START ENTRIES SUPPLIED

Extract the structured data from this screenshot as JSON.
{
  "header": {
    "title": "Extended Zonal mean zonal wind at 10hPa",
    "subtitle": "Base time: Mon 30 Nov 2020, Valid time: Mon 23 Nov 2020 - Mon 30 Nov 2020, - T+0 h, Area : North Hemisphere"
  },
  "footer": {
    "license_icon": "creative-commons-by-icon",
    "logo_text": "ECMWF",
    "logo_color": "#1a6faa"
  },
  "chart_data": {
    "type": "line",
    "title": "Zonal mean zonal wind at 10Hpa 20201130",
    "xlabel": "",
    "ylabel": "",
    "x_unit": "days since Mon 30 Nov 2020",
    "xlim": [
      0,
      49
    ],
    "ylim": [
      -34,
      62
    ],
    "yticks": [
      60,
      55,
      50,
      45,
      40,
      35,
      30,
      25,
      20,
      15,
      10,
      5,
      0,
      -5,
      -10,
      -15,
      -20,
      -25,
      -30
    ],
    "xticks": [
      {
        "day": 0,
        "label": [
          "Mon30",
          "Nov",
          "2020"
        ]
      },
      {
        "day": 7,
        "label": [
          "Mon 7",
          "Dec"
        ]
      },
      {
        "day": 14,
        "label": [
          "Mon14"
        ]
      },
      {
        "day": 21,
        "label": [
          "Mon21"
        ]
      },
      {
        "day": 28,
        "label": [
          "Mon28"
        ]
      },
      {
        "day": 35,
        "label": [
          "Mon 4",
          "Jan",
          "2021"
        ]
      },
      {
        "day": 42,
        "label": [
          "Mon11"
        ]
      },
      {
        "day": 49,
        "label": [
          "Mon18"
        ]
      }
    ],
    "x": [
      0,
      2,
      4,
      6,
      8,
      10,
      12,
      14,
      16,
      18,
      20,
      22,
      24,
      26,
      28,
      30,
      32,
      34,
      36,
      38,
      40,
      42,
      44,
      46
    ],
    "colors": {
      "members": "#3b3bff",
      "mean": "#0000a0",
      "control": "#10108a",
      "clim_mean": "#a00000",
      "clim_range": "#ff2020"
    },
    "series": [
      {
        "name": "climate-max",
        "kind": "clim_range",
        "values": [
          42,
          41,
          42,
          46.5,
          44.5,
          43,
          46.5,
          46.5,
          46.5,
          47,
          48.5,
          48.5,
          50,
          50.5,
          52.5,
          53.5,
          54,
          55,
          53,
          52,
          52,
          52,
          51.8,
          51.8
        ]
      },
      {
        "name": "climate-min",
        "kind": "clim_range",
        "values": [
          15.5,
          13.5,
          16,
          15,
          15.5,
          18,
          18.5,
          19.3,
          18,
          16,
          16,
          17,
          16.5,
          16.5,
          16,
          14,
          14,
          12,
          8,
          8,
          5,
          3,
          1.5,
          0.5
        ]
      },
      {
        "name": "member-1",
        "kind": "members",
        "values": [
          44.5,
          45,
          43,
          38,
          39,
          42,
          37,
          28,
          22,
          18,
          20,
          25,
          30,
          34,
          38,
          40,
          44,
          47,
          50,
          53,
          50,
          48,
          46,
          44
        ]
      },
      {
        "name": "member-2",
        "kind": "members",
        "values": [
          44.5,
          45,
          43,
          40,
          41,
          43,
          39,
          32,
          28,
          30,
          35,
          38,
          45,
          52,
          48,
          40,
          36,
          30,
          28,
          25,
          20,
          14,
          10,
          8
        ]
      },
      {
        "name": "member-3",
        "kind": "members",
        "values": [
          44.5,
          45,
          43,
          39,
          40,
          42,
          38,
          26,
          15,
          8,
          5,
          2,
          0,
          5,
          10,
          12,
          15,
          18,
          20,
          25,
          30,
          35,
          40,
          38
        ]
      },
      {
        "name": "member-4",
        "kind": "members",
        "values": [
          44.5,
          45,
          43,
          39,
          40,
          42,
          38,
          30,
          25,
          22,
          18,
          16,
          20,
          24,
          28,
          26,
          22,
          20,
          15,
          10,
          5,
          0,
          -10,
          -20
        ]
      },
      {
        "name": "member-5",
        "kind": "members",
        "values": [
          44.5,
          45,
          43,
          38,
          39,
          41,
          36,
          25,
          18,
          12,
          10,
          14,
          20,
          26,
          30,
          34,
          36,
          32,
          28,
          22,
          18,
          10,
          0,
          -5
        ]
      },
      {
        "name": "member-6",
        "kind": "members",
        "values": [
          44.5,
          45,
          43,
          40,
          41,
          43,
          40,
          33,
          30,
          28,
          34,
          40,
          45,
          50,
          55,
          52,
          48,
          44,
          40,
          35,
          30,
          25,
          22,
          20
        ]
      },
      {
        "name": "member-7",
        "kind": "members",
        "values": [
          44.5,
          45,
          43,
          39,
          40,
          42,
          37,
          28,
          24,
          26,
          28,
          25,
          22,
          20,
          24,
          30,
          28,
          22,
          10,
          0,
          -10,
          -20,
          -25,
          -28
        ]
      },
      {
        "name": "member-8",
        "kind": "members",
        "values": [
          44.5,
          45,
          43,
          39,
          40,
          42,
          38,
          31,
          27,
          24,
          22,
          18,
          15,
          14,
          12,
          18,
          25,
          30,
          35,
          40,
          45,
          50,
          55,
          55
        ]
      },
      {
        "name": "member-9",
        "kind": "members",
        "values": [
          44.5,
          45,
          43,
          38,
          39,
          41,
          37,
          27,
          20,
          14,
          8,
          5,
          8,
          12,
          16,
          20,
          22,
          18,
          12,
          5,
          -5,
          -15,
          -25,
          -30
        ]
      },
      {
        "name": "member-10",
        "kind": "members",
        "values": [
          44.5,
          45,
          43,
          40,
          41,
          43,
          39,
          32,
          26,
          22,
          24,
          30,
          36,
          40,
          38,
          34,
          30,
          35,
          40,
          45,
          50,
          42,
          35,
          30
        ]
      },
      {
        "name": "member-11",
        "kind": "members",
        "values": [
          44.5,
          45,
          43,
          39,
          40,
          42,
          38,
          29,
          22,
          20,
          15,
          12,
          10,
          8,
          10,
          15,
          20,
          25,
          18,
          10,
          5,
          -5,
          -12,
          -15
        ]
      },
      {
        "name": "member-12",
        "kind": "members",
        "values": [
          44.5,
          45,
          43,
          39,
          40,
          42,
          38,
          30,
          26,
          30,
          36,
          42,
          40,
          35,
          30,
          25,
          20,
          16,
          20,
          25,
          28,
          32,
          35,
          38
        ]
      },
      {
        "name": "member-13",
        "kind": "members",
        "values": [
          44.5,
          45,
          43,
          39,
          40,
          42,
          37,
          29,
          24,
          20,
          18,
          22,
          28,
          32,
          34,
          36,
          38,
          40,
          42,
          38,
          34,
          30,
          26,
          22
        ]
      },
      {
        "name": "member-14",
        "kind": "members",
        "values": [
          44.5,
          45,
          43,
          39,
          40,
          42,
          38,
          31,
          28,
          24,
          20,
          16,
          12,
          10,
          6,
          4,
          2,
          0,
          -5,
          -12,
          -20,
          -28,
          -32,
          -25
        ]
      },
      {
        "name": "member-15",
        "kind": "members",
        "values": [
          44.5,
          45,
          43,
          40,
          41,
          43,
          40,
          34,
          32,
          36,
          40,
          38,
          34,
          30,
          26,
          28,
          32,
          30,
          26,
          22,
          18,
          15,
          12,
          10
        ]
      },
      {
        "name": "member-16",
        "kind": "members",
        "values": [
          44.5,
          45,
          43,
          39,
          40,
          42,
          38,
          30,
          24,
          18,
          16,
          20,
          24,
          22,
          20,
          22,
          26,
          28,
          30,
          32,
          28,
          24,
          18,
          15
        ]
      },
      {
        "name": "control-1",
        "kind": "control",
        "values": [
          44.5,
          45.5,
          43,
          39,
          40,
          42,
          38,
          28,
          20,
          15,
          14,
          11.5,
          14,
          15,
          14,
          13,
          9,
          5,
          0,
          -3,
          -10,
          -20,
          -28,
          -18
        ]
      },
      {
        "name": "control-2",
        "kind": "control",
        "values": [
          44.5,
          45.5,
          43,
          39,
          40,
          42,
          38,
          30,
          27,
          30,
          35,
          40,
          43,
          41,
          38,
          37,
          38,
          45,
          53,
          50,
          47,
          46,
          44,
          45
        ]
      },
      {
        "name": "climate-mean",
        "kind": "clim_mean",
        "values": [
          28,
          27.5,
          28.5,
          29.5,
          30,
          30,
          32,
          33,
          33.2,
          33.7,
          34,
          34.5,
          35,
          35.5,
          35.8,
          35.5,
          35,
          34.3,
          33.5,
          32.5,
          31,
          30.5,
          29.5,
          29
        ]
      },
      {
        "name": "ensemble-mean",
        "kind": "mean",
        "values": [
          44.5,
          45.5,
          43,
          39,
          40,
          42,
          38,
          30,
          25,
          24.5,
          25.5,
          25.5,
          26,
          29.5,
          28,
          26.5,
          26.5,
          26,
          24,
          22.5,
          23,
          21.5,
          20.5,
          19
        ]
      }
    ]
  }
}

END ENTRIES SUPPLIED

◆ THE TASK ◆
Show every line in the records above that contains the word "control".

◆ TASK OUTPUT ◆
      "control": "#10108a",
        "name": "control-1",
        "kind": "control",
        "name": "control-2",
        "kind": "control",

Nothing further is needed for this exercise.